Work to do: Repeat every record below exactly as it appears.
##### Records for the task #####
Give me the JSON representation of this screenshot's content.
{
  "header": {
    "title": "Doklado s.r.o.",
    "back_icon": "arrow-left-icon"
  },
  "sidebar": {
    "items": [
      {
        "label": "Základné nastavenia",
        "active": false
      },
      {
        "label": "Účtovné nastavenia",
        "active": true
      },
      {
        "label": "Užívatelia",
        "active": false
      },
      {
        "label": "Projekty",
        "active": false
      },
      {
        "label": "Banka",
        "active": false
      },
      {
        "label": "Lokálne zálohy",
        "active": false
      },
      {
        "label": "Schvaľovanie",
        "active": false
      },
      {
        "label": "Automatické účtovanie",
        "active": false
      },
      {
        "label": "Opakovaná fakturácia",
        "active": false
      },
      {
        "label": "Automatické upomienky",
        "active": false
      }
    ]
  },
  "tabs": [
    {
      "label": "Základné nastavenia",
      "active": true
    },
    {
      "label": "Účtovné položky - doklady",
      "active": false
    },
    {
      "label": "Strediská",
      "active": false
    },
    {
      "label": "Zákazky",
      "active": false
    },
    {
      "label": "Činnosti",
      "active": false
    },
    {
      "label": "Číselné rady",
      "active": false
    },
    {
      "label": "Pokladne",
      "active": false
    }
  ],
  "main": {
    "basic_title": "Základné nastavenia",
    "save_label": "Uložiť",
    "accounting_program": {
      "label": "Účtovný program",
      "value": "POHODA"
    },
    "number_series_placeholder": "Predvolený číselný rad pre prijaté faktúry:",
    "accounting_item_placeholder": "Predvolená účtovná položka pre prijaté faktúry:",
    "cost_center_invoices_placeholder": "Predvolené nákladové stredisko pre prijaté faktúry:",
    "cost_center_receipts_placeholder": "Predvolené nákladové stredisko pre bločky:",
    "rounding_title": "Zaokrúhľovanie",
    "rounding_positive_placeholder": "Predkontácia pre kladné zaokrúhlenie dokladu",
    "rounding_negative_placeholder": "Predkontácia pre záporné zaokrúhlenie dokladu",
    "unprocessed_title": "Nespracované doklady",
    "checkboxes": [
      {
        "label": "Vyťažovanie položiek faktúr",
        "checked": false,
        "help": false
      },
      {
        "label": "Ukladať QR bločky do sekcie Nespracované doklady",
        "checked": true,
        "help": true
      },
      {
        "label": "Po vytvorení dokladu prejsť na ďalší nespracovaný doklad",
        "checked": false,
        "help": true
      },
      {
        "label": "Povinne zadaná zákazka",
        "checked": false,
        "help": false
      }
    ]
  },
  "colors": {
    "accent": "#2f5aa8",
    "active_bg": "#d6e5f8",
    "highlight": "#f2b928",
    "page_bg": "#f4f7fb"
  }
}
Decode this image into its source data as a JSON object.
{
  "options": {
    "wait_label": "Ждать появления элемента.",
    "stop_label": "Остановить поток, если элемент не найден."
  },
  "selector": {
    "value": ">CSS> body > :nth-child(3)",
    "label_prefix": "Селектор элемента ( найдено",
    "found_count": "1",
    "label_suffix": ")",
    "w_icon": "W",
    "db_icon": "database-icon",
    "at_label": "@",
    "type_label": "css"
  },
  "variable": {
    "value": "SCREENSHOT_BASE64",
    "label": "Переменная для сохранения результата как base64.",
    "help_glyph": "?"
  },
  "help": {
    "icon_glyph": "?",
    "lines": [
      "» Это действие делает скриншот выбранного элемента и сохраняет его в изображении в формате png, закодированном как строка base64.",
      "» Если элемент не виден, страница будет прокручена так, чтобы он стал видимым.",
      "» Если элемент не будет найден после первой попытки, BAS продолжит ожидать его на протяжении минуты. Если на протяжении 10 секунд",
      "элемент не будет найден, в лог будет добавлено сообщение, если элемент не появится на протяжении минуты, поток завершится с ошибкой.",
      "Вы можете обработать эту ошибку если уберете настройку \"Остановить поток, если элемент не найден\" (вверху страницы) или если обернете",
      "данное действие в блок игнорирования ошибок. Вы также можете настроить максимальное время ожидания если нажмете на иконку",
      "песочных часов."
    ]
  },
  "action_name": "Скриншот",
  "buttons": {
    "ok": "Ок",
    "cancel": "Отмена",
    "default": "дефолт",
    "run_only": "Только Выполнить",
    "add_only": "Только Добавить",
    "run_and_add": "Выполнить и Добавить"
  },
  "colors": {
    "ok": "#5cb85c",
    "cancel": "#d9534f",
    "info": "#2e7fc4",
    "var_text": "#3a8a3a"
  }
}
#####
Solved exercise:
Give me the JSON representation of this screenshot's content.
{
  "header": {
    "title": "Doklado s.r.o.",
    "back_icon": "arrow-left-icon"
  },
  "sidebar": {
    "items": [
      {
        "label": "Základné nastavenia",
        "active": false
      },
      {
        "label": "Účtovné nastavenia",
        "active": true
      },
      {
        "label": "Užívatelia",
        "active": false
      },
      {
        "label": "Projekty",
        "active": false
      },
      {
        "label": "Banka",
        "active": false
      },
      {
        "label": "Lokálne zálohy",
        "active": false
      },
      {
        "label": "Schvaľovanie",
        "active": false
      },
      {
        "label": "Automatické účtovanie",
        "active": false
      },
      {
        "label": "Opakovaná fakturácia",
        "active": false
      },
      {
        "label": "Automatické upomienky",
        "active": false
      }
    ]
  },
  "tabs": [
    {
      "label": "Základné nastavenia",
      "active": true
    },
    {
      "label": "Účtovné položky - doklady",
      "active": false
    },
    {
      "label": "Strediská",
      "active": false
    },
    {
      "label": "Zákazky",
      "active": false
    },
    {
      "label": "Činnosti",
      "active": false
    },
    {
      "label": "Číselné rady",
      "active": false
    },
    {
      "label": "Pokladne",
      "active": false
    }
  ],
  "main": {
    "basic_title": "Základné nastavenia",
    "save_label": "Uložiť",
    "accounting_program": {
      "label": "Účtovný program",
      "value": "POHODA"
    },
    "number_series_placeholder": "Predvolený číselný rad pre prijaté faktúry:",
    "accounting_item_placeholder": "Predvolená účtovná položka pre prijaté faktúry:",
    "cost_center_invoices_placeholder": "Predvolené nákladové stredisko pre prijaté faktúry:",
    "cost_center_receipts_placeholder": "Predvolené nákladové stredisko pre bločky:",
    "rounding_title": "Zaokrúhľovanie",
    "rounding_positive_placeholder": "Predkontácia pre kladné zaokrúhlenie dokladu",
    "rounding_negative_placeholder": "Predkontácia pre záporné zaokrúhlenie dokladu",
    "unprocessed_title": "Nespracované doklady",
    "checkboxes": [
      {
        "label": "Vyťažovanie položiek faktúr",
        "checked": false,
        "help": false
      },
      {
        "label": "Ukladať QR bločky do sekcie Nespracované doklady",
        "checked": true,
        "help": true
      },
      {
        "label": "Po vytvorení dokladu prejsť na ďalší nespracovaný doklad",
        "checked": false,
        "help": true
      },
      {
        "label": "Povinne zadaná zákazka",
        "checked": false,
        "help": false
      }
    ]
  },
  "colors": {
    "accent": "#2f5aa8",
    "active_bg": "#d6e5f8",
    "highlight": "#f2b928",
    "page_bg": "#f4f7fb"
  }
}
Decode this image into its source data as a JSON object.
{
  "options": {
    "wait_label": "Ждать появления элемента.",
    "stop_label": "Остановить поток, если элемент не найден."
  },
  "selector": {
    "value": ">CSS> body > :nth-child(3)",
    "label_prefix": "Селектор элемента ( найдено",
    "found_count": "1",
    "label_suffix": ")",
    "w_icon": "W",
    "db_icon": "database-icon",
    "at_label": "@",
    "type_label": "css"
  },
  "variable": {
    "value": "SCREENSHOT_BASE64",
    "label": "Переменная для сохранения результата как base64.",
    "help_glyph": "?"
  },
  "help": {
    "icon_glyph": "?",
    "lines": [
      "» Это действие делает скриншот выбранного элемента и сохраняет его в изображении в формате png, закодированном как строка base64.",
      "» Если элемент не виден, страница будет прокручена так, чтобы он стал видимым.",
      "» Если элемент не будет найден после первой попытки, BAS продолжит ожидать его на протяжении минуты. Если на протяжении 10 секунд",
      "элемент не будет найден, в лог будет добавлено сообщение, если элемент не появится на протяжении минуты, поток завершится с ошибкой.",
      "Вы можете обработать эту ошибку если уберете настройку \"Остановить поток, если элемент не найден\" (вверху страницы) или если обернете",
      "данное действие в блок игнорирования ошибок. Вы также можете настроить максимальное время ожидания если нажмете на иконку",
      "песочных часов."
    ]
  },
  "action_name": "Скриншот",
  "buttons": {
    "ok": "Ок",
    "cancel": "Отмена",
    "default": "дефолт",
    "run_only": "Только Выполнить",
    "add_only": "Только Добавить",
    "run_and_add": "Выполнить и Добавить"
  },
  "colors": {
    "ok": "#5cb85c",
    "cancel": "#d9534f",
    "info": "#2e7fc4",
    "var_text": "#3a8a3a"
  }
}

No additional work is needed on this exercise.